REQUIREMENTS: Return every line of the material below word for word, leaving the pictures out of your answer.

[Records from a collection]
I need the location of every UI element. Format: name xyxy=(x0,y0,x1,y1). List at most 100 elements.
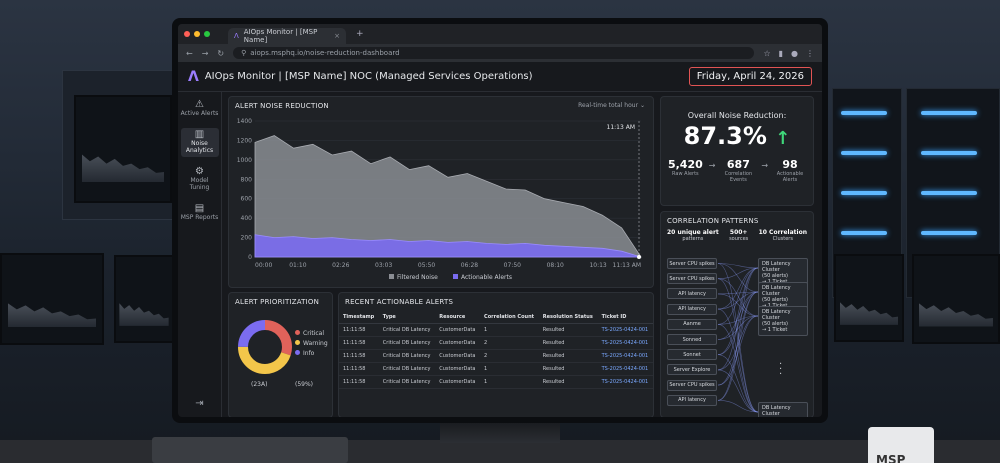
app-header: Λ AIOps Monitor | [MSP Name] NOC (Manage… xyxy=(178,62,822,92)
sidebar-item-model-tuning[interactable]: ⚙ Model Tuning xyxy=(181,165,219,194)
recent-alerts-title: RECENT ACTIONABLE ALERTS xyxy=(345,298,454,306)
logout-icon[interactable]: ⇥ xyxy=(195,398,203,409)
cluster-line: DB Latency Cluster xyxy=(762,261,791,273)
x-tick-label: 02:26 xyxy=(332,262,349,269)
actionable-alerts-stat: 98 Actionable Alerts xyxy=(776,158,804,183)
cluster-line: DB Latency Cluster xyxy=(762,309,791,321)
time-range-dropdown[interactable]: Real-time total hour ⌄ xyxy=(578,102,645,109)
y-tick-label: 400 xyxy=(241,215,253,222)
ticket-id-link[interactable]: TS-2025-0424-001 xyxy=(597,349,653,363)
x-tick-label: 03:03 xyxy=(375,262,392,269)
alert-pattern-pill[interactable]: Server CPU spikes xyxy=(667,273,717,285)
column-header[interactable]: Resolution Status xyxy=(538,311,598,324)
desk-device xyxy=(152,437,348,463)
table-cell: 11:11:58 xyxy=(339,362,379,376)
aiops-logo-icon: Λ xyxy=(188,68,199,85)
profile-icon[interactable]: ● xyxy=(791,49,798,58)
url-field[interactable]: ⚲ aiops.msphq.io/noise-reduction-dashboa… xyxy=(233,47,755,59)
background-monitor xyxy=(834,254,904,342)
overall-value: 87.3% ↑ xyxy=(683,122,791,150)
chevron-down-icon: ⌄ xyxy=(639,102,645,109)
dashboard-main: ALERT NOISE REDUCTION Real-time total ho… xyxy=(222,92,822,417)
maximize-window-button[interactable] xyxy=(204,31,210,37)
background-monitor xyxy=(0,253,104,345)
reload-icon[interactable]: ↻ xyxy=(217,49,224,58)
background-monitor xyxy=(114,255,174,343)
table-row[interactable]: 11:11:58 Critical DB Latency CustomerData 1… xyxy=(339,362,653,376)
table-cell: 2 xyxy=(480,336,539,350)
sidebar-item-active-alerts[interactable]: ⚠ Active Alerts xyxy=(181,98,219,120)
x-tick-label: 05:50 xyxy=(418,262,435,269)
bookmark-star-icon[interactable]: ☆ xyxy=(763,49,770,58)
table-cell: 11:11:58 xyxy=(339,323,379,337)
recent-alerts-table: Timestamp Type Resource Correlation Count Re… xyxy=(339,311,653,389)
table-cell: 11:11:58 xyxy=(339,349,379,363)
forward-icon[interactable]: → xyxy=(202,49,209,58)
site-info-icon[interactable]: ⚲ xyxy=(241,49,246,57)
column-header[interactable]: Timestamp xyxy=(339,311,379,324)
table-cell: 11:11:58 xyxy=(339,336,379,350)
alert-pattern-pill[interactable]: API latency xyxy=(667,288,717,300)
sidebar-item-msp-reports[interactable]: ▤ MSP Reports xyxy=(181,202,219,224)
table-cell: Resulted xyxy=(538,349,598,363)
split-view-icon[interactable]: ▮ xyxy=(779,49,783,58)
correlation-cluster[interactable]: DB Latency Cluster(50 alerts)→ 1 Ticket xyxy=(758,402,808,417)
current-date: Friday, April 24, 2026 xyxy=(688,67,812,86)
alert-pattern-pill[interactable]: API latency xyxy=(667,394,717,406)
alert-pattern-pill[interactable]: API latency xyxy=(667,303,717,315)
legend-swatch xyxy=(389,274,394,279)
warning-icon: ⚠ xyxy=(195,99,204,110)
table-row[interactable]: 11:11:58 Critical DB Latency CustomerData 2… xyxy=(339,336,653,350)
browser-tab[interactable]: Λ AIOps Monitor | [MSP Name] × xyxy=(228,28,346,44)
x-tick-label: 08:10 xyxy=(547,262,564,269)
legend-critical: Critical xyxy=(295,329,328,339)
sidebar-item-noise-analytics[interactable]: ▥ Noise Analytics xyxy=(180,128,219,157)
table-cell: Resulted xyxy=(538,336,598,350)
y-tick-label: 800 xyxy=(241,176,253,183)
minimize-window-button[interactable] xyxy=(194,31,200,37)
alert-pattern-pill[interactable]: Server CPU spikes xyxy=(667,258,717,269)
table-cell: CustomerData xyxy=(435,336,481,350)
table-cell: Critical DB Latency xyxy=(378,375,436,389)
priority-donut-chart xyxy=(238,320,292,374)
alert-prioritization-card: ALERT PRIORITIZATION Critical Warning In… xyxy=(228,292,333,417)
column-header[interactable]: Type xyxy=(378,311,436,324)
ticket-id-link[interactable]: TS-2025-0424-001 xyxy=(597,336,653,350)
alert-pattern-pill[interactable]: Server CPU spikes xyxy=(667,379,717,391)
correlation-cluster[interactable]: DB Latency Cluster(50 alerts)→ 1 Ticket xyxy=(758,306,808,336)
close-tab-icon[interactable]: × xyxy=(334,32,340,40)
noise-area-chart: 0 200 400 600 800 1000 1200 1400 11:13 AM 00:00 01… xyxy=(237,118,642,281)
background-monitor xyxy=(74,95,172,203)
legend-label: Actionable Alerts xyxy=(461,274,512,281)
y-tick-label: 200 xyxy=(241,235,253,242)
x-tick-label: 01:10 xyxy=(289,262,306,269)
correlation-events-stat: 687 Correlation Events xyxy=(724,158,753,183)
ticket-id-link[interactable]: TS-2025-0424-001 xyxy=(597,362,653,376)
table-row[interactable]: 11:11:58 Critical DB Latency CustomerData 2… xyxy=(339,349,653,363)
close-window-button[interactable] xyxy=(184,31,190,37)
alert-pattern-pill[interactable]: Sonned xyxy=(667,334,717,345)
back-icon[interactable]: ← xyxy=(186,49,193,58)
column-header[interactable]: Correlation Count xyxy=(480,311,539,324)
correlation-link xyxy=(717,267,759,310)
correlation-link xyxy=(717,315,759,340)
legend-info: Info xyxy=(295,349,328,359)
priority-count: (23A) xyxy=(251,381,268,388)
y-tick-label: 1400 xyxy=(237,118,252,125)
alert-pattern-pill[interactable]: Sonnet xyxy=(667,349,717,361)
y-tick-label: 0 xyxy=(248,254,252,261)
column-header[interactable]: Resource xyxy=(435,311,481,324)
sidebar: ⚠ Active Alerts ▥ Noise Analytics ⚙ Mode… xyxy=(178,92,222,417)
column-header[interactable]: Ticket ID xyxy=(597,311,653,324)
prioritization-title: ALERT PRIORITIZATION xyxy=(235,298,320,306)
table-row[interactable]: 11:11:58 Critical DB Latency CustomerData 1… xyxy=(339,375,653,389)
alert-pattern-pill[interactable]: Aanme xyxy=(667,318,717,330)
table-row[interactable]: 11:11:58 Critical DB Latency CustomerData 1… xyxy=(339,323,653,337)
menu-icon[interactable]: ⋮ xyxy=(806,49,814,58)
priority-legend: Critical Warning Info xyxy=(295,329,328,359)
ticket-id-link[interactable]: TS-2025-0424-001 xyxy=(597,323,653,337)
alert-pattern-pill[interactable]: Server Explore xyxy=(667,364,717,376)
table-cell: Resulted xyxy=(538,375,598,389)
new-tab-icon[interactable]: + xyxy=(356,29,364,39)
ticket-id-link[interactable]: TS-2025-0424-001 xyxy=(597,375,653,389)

COMPLETE ANSWER:
I need the location of every UI element. Format: name xyxy=(x0,y0,x1,y1). List at most 100 elements.
app-header: Λ AIOps Monitor | [MSP Name] NOC (Manage… xyxy=(178,62,822,92)
sidebar-item-model-tuning[interactable]: ⚙ Model Tuning xyxy=(181,165,219,194)
recent-alerts-title: RECENT ACTIONABLE ALERTS xyxy=(345,298,454,306)
logout-icon[interactable]: ⇥ xyxy=(195,398,203,409)
cluster-line: DB Latency Cluster xyxy=(762,261,791,273)
x-tick-label: 02:26 xyxy=(332,262,349,269)
actionable-alerts-stat: 98 Actionable Alerts xyxy=(776,158,804,183)
cluster-line: DB Latency Cluster xyxy=(762,309,791,321)
time-range-dropdown[interactable]: Real-time total hour ⌄ xyxy=(578,102,645,109)
y-tick-label: 400 xyxy=(241,215,253,222)
ticket-id-link[interactable]: TS-2025-0424-001 xyxy=(597,349,653,363)
x-tick-label: 03:03 xyxy=(375,262,392,269)
alert-pattern-pill[interactable]: Server CPU spikes xyxy=(667,273,717,285)
column-header[interactable]: Resolution Status xyxy=(538,311,598,324)
desk-device xyxy=(152,437,348,463)
table-cell: 11:11:58 xyxy=(339,362,379,376)
aiops-logo-icon: Λ xyxy=(188,68,199,85)
profile-icon[interactable]: ● xyxy=(791,49,798,58)
url-field[interactable]: ⚲ aiops.msphq.io/noise-reduction-dashboa… xyxy=(233,47,755,59)
background-monitor xyxy=(834,254,904,342)
overall-value: 87.3% ↑ xyxy=(683,122,791,150)
chevron-down-icon: ⌄ xyxy=(639,102,645,109)
dashboard-main: ALERT NOISE REDUCTION Real-time total ho… xyxy=(222,92,822,417)
maximize-window-button[interactable] xyxy=(204,31,210,37)
background-monitor xyxy=(0,253,104,345)
reload-icon[interactable]: ↻ xyxy=(217,49,224,58)
background-monitor xyxy=(114,255,174,343)
table-row[interactable]: 11:11:58 Critical DB Latency CustomerData 1… xyxy=(339,362,653,376)
table-cell: 2 xyxy=(480,336,539,350)
sidebar-item-active-alerts[interactable]: ⚠ Active Alerts xyxy=(181,98,219,120)
x-tick-label: 05:50 xyxy=(418,262,435,269)
bookmark-star-icon[interactable]: ☆ xyxy=(763,49,770,58)
table-cell: 11:11:58 xyxy=(339,323,379,337)
recent-alerts-table: Timestamp Type Resource Correlation Count Re… xyxy=(339,311,653,389)
table-cell: 11:11:58 xyxy=(339,349,379,363)
forward-icon[interactable]: → xyxy=(202,49,209,58)
site-info-icon[interactable]: ⚲ xyxy=(241,49,246,57)
column-header[interactable]: Timestamp xyxy=(339,311,379,324)
table-cell: 11:11:58 xyxy=(339,336,379,350)
alert-pattern-pill[interactable]: API latency xyxy=(667,288,717,300)
sidebar-item-msp-reports[interactable]: ▤ MSP Reports xyxy=(181,202,219,224)
table-cell: Resulted xyxy=(538,349,598,363)
split-view-icon[interactable]: ▮ xyxy=(779,49,783,58)
correlation-cluster[interactable]: DB Latency Cluster(50 alerts)→ 1 Ticket xyxy=(758,402,808,417)
current-date: Friday, April 24, 2026 xyxy=(688,67,812,86)
alert-pattern-pill[interactable]: API latency xyxy=(667,394,717,406)
alert-pattern-pill[interactable]: API latency xyxy=(667,303,717,315)
legend-swatch xyxy=(389,274,394,279)
warning-icon: ⚠ xyxy=(195,99,204,110)
table-row[interactable]: 11:11:58 Critical DB Latency CustomerData 2… xyxy=(339,336,653,350)
browser-tab[interactable]: Λ AIOps Monitor | [MSP Name] × xyxy=(228,28,346,44)
x-tick-label: 08:10 xyxy=(547,262,564,269)
legend-critical: Critical xyxy=(295,329,328,339)
sidebar-item-noise-analytics[interactable]: ▥ Noise Analytics xyxy=(180,128,219,157)
table-cell: Resulted xyxy=(538,336,598,350)
y-tick-label: 800 xyxy=(241,176,253,183)
minimize-window-button[interactable] xyxy=(194,31,200,37)
alert-pattern-pill[interactable]: Server CPU spikes xyxy=(667,258,717,269)
table-cell: CustomerData xyxy=(435,336,481,350)
table-cell: Critical DB Latency xyxy=(378,375,436,389)
priority-donut-chart xyxy=(238,320,292,374)
alert-prioritization-card: ALERT PRIORITIZATION Critical Warning In… xyxy=(228,292,333,417)
column-header[interactable]: Type xyxy=(378,311,436,324)
ticket-id-link[interactable]: TS-2025-0424-001 xyxy=(597,336,653,350)
alert-pattern-pill[interactable]: Server CPU spikes xyxy=(667,379,717,391)
correlation-cluster[interactable]: DB Latency Cluster(50 alerts)→ 1 Ticket xyxy=(758,306,808,336)
close-tab-icon[interactable]: × xyxy=(334,32,340,40)
noise-area-chart: 0 200 400 600 800 1000 1200 1400 11:13 AM 00:00 01… xyxy=(237,118,642,281)
background-monitor xyxy=(74,95,172,203)
legend-label: Actionable Alerts xyxy=(461,274,512,281)
y-tick-label: 200 xyxy=(241,235,253,242)
x-tick-label: 01:10 xyxy=(289,262,306,269)
correlation-events-stat: 687 Correlation Events xyxy=(724,158,753,183)
ticket-id-link[interactable]: TS-2025-0424-001 xyxy=(597,362,653,376)
table-row[interactable]: 11:11:58 Critical DB Latency CustomerData 2… xyxy=(339,349,653,363)
close-window-button[interactable] xyxy=(184,31,190,37)
alert-pattern-pill[interactable]: Sonned xyxy=(667,334,717,345)
back-icon[interactable]: ← xyxy=(186,49,193,58)
column-header[interactable]: Correlation Count xyxy=(480,311,539,324)
correlation-link xyxy=(717,267,759,310)
correlation-link xyxy=(717,315,759,340)
legend-info: Info xyxy=(295,349,328,359)
priority-count: (23A) xyxy=(251,381,268,388)
y-tick-label: 1400 xyxy=(237,118,252,125)
alert-pattern-pill[interactable]: Sonnet xyxy=(667,349,717,361)
y-tick-label: 0 xyxy=(248,254,252,261)
column-header[interactable]: Resource xyxy=(435,311,481,324)
sidebar: ⚠ Active Alerts ▥ Noise Analytics ⚙ Mode… xyxy=(178,92,222,417)
column-header[interactable]: Ticket ID xyxy=(597,311,653,324)
prioritization-title: ALERT PRIORITIZATION xyxy=(235,298,320,306)
table-row[interactable]: 11:11:58 Critical DB Latency CustomerData 1… xyxy=(339,375,653,389)
alert-pattern-pill[interactable]: Aanme xyxy=(667,318,717,330)
table-row[interactable]: 11:11:58 Critical DB Latency CustomerData 1… xyxy=(339,323,653,337)
menu-icon[interactable]: ⋮ xyxy=(806,49,814,58)
priority-legend: Critical Warning Info xyxy=(295,329,328,359)
ticket-id-link[interactable]: TS-2025-0424-001 xyxy=(597,323,653,337)
alert-pattern-pill[interactable]: Server Explore xyxy=(667,364,717,376)
table-cell: Resulted xyxy=(538,375,598,389)
new-tab-icon[interactable]: + xyxy=(356,29,364,39)
ticket-id-link[interactable]: TS-2025-0424-001 xyxy=(597,375,653,389)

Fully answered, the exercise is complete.